::: Records shown

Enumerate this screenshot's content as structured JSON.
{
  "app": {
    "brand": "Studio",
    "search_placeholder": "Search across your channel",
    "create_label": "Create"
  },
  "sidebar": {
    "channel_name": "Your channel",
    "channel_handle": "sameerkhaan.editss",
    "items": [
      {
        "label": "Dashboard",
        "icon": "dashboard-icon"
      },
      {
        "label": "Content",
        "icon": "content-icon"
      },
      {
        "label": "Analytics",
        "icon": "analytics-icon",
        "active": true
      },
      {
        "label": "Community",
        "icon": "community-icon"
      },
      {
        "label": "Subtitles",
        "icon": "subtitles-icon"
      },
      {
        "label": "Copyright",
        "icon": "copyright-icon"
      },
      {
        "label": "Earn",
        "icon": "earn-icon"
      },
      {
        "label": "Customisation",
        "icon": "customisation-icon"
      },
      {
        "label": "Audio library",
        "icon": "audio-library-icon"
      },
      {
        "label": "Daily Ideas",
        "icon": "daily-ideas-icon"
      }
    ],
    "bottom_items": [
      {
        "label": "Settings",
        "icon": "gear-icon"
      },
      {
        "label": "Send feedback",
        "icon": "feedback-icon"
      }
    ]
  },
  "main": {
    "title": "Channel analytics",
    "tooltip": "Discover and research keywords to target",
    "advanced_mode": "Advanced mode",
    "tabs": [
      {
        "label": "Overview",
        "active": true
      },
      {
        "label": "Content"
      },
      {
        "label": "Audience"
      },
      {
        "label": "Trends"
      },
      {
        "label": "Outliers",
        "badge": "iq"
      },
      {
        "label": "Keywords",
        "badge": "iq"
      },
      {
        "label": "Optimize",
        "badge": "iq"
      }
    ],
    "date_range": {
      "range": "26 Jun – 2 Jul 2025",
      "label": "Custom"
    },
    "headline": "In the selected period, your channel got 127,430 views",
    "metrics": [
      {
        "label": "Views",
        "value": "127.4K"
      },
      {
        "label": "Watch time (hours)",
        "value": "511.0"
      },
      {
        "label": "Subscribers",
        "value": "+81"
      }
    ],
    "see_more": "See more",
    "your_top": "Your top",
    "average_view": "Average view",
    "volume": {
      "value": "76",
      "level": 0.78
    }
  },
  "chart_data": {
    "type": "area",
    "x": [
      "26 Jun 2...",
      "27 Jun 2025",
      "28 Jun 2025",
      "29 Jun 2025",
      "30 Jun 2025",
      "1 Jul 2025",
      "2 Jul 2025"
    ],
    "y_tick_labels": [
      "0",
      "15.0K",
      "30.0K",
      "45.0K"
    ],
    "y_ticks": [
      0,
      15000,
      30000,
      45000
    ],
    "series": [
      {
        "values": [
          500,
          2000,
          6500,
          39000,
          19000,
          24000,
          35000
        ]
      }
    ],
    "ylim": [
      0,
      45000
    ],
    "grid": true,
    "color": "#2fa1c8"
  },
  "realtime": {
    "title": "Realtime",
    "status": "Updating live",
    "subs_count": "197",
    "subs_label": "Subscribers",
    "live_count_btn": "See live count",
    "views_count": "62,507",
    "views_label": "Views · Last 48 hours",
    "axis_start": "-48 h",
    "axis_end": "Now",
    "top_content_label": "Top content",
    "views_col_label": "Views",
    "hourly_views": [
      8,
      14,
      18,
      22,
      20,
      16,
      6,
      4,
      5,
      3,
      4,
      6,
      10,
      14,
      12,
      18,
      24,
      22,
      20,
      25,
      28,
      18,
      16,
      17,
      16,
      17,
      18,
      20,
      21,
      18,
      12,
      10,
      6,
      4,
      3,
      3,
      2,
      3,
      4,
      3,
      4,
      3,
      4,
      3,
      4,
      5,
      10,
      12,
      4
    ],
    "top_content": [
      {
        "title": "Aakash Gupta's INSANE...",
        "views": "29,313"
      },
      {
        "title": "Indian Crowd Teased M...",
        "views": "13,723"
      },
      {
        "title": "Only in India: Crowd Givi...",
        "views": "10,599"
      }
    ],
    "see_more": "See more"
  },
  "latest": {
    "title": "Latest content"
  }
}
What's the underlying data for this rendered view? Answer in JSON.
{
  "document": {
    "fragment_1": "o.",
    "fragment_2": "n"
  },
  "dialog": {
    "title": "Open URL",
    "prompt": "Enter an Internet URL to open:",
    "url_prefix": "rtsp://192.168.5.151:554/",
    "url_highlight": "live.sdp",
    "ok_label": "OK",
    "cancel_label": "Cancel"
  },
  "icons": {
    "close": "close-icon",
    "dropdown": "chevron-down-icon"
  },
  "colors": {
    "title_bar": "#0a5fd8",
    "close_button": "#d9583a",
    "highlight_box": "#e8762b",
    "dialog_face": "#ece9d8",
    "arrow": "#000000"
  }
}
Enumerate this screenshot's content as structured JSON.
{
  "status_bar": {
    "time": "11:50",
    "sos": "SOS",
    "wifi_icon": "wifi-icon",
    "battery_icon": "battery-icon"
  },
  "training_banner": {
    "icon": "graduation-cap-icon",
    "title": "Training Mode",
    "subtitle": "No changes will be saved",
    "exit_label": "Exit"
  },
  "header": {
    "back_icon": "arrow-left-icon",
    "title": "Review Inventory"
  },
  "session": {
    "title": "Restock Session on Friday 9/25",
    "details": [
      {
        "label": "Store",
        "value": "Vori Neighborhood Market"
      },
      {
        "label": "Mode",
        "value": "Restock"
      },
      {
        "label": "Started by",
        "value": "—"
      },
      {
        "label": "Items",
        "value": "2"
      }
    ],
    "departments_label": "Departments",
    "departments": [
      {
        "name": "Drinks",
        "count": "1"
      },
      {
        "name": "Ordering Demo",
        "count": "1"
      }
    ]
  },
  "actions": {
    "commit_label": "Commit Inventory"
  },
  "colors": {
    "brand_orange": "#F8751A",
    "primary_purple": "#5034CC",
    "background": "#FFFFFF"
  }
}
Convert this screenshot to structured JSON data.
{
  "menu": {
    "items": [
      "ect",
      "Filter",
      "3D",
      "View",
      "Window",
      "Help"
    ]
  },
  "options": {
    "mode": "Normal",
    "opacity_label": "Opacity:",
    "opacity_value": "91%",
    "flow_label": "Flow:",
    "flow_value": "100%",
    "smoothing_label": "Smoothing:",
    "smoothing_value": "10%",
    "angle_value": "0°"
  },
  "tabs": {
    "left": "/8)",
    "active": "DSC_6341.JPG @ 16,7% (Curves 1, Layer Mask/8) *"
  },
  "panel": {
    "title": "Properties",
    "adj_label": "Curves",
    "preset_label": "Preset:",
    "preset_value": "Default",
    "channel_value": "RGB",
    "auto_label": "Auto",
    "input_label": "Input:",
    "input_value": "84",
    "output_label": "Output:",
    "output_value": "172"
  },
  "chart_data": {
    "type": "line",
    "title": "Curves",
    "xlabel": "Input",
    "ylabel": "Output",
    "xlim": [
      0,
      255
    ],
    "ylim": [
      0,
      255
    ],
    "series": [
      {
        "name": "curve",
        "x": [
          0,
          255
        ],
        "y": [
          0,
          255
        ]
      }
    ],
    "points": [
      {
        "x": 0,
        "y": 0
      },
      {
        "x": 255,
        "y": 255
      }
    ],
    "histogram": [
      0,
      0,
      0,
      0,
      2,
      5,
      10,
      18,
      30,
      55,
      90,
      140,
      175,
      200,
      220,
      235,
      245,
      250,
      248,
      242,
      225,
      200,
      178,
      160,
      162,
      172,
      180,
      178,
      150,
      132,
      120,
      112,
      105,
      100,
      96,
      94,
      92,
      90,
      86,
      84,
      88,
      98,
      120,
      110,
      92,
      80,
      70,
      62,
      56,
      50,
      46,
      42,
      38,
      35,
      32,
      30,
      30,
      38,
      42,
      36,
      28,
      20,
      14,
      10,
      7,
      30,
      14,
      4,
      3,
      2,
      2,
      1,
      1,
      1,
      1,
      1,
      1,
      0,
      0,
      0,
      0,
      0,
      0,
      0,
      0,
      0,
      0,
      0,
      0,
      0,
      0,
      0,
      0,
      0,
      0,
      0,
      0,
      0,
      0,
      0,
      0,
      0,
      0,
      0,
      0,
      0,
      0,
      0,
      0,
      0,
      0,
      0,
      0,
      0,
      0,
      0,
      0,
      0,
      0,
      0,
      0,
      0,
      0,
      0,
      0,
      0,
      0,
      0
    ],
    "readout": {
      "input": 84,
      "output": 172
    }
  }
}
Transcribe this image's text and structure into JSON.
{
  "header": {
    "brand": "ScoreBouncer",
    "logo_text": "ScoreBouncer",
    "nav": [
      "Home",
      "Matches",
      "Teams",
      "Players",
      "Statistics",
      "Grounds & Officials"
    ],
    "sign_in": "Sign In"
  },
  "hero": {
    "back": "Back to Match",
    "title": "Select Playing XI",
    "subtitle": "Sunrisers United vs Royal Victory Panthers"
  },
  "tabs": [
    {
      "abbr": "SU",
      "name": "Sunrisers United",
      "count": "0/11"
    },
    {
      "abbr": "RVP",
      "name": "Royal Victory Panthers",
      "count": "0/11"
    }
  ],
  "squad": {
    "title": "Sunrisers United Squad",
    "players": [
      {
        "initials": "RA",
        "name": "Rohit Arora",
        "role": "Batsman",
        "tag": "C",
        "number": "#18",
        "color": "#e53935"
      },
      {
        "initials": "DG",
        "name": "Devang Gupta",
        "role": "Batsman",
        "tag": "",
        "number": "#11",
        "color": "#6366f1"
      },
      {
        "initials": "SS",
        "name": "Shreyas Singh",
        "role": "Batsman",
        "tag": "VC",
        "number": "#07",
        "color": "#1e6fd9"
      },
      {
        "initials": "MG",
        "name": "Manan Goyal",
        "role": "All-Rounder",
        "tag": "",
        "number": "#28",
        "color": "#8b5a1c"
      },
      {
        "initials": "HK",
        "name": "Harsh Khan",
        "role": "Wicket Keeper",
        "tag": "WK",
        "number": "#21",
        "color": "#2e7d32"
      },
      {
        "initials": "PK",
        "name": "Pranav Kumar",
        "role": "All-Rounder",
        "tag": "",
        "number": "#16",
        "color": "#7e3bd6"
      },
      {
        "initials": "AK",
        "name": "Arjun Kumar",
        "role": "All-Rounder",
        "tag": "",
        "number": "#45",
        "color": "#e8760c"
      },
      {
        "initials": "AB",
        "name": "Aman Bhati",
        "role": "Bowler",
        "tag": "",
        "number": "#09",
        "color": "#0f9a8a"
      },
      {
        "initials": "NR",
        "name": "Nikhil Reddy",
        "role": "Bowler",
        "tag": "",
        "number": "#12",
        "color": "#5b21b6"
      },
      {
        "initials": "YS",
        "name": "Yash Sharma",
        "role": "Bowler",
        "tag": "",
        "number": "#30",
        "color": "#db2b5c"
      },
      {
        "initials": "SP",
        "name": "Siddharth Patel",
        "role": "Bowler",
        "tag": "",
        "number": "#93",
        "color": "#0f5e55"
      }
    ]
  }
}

::::::

= Task directions =
Find all lines where the word "Panthers" appears. Copy them.

= Written response =
    "subtitle": "Sunrisers United vs Royal Victory Panthers"
      "name": "Royal Victory Panthers",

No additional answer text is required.